- **Short task**: Gather all lines in the data that hold the string "をご確認ください".

------ Input rows ------

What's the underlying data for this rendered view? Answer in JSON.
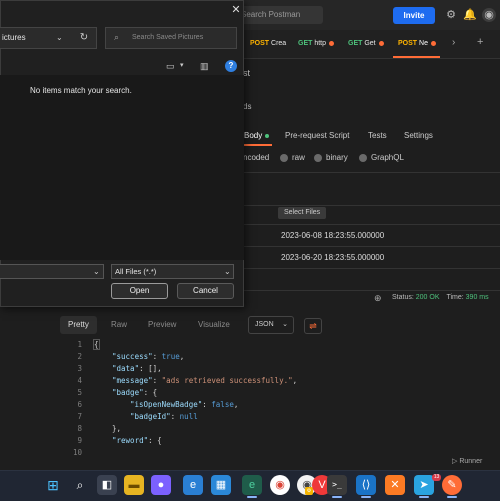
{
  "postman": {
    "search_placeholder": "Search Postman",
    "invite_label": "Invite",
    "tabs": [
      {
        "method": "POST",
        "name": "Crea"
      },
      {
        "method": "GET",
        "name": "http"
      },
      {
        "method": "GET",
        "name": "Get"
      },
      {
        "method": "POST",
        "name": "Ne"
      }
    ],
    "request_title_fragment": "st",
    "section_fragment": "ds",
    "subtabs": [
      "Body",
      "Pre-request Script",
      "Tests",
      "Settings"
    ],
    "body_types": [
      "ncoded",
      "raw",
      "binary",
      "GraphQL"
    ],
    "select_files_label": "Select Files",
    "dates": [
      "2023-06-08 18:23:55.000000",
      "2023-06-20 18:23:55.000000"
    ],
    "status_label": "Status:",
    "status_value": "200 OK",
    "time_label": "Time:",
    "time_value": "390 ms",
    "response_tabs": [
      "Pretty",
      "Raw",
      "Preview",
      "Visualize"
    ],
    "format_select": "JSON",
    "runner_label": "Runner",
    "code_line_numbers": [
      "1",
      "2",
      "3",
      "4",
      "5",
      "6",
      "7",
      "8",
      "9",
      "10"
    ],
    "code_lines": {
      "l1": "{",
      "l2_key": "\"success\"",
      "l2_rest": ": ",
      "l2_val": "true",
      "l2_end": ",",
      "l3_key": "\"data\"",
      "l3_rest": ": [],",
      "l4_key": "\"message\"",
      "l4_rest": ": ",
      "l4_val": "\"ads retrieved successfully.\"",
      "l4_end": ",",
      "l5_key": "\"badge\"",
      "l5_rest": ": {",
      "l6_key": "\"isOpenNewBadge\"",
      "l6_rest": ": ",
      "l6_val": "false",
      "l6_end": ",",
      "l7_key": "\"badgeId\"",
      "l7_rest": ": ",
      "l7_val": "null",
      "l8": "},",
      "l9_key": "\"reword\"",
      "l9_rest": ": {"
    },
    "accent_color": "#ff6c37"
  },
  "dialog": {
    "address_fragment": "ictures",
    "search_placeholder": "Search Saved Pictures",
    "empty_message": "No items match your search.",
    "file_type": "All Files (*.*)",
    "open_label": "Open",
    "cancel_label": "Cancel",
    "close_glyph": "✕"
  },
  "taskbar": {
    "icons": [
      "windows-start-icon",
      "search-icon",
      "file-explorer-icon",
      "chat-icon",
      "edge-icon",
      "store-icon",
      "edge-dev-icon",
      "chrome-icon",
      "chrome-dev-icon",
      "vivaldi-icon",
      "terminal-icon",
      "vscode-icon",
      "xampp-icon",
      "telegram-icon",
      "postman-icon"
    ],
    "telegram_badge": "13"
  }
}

------
------ Input rows ------

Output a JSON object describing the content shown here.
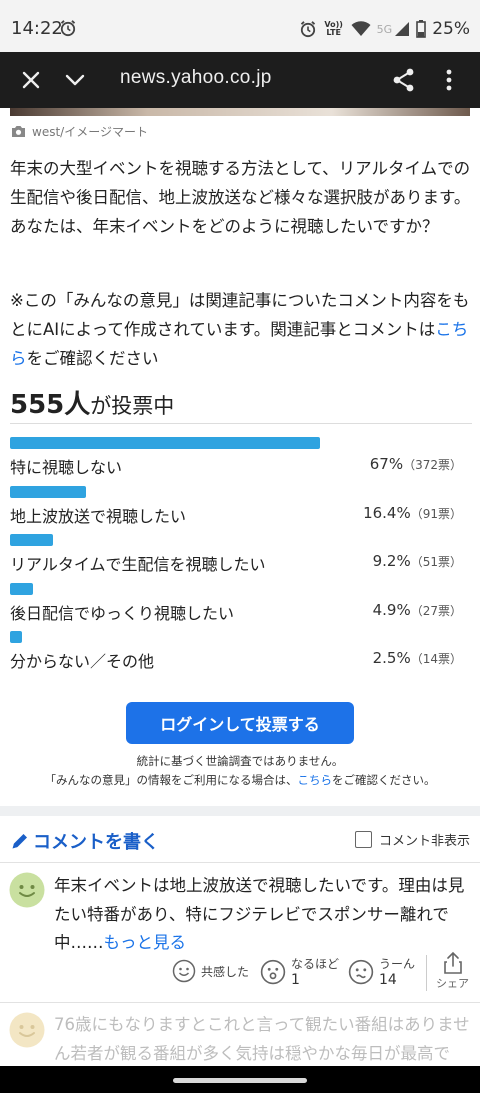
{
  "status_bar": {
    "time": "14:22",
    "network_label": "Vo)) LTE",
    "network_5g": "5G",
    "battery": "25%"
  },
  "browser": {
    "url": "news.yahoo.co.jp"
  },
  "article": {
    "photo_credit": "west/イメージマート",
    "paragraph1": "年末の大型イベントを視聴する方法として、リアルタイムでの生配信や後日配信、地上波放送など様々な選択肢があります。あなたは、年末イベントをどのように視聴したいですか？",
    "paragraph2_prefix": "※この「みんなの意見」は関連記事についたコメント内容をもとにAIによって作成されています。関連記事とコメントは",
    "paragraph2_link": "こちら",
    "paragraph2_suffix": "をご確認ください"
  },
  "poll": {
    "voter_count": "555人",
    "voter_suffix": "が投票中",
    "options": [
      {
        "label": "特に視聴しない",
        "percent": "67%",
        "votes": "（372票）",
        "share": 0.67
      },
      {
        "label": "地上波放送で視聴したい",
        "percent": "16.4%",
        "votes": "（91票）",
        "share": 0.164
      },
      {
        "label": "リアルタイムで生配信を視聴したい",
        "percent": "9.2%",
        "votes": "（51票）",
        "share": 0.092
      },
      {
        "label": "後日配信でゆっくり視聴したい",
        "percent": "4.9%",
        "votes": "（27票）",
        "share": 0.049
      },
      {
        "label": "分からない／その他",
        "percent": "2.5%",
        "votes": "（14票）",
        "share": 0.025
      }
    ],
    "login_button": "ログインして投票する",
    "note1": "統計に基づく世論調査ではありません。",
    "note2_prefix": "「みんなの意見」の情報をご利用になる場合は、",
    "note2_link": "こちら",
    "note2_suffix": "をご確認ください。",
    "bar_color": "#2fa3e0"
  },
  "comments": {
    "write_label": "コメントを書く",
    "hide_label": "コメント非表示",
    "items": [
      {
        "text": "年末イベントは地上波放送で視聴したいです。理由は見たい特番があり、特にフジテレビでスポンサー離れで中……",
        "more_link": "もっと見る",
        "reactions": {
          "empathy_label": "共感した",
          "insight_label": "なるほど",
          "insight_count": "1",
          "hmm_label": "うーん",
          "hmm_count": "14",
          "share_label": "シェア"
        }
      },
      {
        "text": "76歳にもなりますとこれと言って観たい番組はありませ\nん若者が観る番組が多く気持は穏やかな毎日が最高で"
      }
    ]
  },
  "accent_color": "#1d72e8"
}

------

- **Response below**:
    "paragraph2_suffix": "をご確認ください"
    "note2_suffix": "をご確認ください。",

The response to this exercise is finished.